● What is being asked: Below is a block of records; repeat each one exactly.

Lines of data:
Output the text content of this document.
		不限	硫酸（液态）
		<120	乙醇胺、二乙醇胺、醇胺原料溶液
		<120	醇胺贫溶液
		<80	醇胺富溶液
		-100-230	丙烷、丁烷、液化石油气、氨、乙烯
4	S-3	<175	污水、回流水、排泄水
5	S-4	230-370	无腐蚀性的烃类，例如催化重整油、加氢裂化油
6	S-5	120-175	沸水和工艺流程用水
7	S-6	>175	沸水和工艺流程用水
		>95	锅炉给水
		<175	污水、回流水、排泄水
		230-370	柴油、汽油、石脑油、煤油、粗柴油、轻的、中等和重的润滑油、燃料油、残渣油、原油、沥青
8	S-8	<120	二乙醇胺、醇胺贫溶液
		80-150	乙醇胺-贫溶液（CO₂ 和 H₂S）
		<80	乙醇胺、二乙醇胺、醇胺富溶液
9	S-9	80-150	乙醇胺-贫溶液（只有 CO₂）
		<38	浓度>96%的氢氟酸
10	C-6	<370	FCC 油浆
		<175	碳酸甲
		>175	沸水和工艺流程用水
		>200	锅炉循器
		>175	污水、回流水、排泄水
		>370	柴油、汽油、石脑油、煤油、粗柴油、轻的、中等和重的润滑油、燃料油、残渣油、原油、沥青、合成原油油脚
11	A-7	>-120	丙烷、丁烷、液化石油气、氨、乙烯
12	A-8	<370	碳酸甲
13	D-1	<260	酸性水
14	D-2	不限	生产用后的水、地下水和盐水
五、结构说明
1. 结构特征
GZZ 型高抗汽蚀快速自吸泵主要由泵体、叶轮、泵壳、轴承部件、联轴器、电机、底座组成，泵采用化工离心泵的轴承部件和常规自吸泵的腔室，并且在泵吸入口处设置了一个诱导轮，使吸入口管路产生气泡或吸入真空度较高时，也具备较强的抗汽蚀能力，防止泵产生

● Right answer:
Output the text content of this document.
		不限	硫酸（液态）
		<120	乙醇胺、二乙醇胺、醇胺原料溶液
		<120	醇胺贫溶液
		<80	醇胺富溶液
		-100-230	丙烷、丁烷、液化石油气、氨、乙烯
4	S-3	<175	污水、回流水、排泄水
5	S-4	230-370	无腐蚀性的烃类，例如催化重整油、加氢裂化油
6	S-5	120-175	沸水和工艺流程用水
7	S-6	>175	沸水和工艺流程用水
		>95	锅炉给水
		<175	污水、回流水、排泄水
		230-370	柴油、汽油、石脑油、煤油、粗柴油、轻的、中等和重的润滑油、燃料油、残渣油、原油、沥青
8	S-8	<120	二乙醇胺、醇胺贫溶液
		80-150	乙醇胺-贫溶液（CO₂ 和 H₂S）
		<80	乙醇胺、二乙醇胺、醇胺富溶液
9	S-9	80-150	乙醇胺-贫溶液（只有 CO₂）
		<38	浓度>96%的氢氟酸
10	C-6	<370	FCC 油浆
		<175	碳酸甲
		>175	沸水和工艺流程用水
		>200	锅炉循器
		>175	污水、回流水、排泄水
		>370	柴油、汽油、石脑油、煤油、粗柴油、轻的、中等和重的润滑油、燃料油、残渣油、原油、沥青、合成原油油脚
11	A-7	>-120	丙烷、丁烷、液化石油气、氨、乙烯
12	A-8	<370	碳酸甲
13	D-1	<260	酸性水
14	D-2	不限	生产用后的水、地下水和盐水
五、结构说明
1. 结构特征
GZZ 型高抗汽蚀快速自吸泵主要由泵体、叶轮、泵壳、轴承部件、联轴器、电机、底座组成，泵采用化工离心泵的轴承部件和常规自吸泵的腔室，并且在泵吸入口处设置了一个诱导轮，使吸入口管路产生气泡或吸入真空度较高时，也具备较强的抗汽蚀能力，防止泵产生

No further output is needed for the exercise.